**Written request**
Return the material below in full and exactly.

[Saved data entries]
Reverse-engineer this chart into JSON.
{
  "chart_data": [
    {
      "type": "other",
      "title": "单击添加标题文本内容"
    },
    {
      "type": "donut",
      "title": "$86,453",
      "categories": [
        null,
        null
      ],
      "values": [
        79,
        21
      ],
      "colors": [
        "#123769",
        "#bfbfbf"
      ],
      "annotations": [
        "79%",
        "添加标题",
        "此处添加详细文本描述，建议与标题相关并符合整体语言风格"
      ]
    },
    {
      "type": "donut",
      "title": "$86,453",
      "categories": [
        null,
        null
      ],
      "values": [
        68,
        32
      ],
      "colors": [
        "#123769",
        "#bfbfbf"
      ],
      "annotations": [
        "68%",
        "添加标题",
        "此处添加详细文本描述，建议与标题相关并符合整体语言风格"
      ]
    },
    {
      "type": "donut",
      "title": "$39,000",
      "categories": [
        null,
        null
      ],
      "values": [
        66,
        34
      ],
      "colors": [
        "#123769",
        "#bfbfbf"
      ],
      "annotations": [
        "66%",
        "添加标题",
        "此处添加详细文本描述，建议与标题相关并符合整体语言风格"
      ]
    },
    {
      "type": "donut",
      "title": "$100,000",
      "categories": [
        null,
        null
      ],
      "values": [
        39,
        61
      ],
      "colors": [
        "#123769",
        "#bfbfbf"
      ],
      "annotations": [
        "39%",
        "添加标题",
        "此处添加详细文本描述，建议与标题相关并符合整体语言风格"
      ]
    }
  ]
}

**Output**
Reverse-engineer this chart into JSON.
{
  "chart_data": [
    {
      "type": "other",
      "title": "单击添加标题文本内容"
    },
    {
      "type": "donut",
      "title": "$86,453",
      "categories": [
        null,
        null
      ],
      "values": [
        79,
        21
      ],
      "colors": [
        "#123769",
        "#bfbfbf"
      ],
      "annotations": [
        "79%",
        "添加标题",
        "此处添加详细文本描述，建议与标题相关并符合整体语言风格"
      ]
    },
    {
      "type": "donut",
      "title": "$86,453",
      "categories": [
        null,
        null
      ],
      "values": [
        68,
        32
      ],
      "colors": [
        "#123769",
        "#bfbfbf"
      ],
      "annotations": [
        "68%",
        "添加标题",
        "此处添加详细文本描述，建议与标题相关并符合整体语言风格"
      ]
    },
    {
      "type": "donut",
      "title": "$39,000",
      "categories": [
        null,
        null
      ],
      "values": [
        66,
        34
      ],
      "colors": [
        "#123769",
        "#bfbfbf"
      ],
      "annotations": [
        "66%",
        "添加标题",
        "此处添加详细文本描述，建议与标题相关并符合整体语言风格"
      ]
    },
    {
      "type": "donut",
      "title": "$100,000",
      "categories": [
        null,
        null
      ],
      "values": [
        39,
        61
      ],
      "colors": [
        "#123769",
        "#bfbfbf"
      ],
      "annotations": [
        "39%",
        "添加标题",
        "此处添加详细文本描述，建议与标题相关并符合整体语言风格"
      ]
    }
  ]
}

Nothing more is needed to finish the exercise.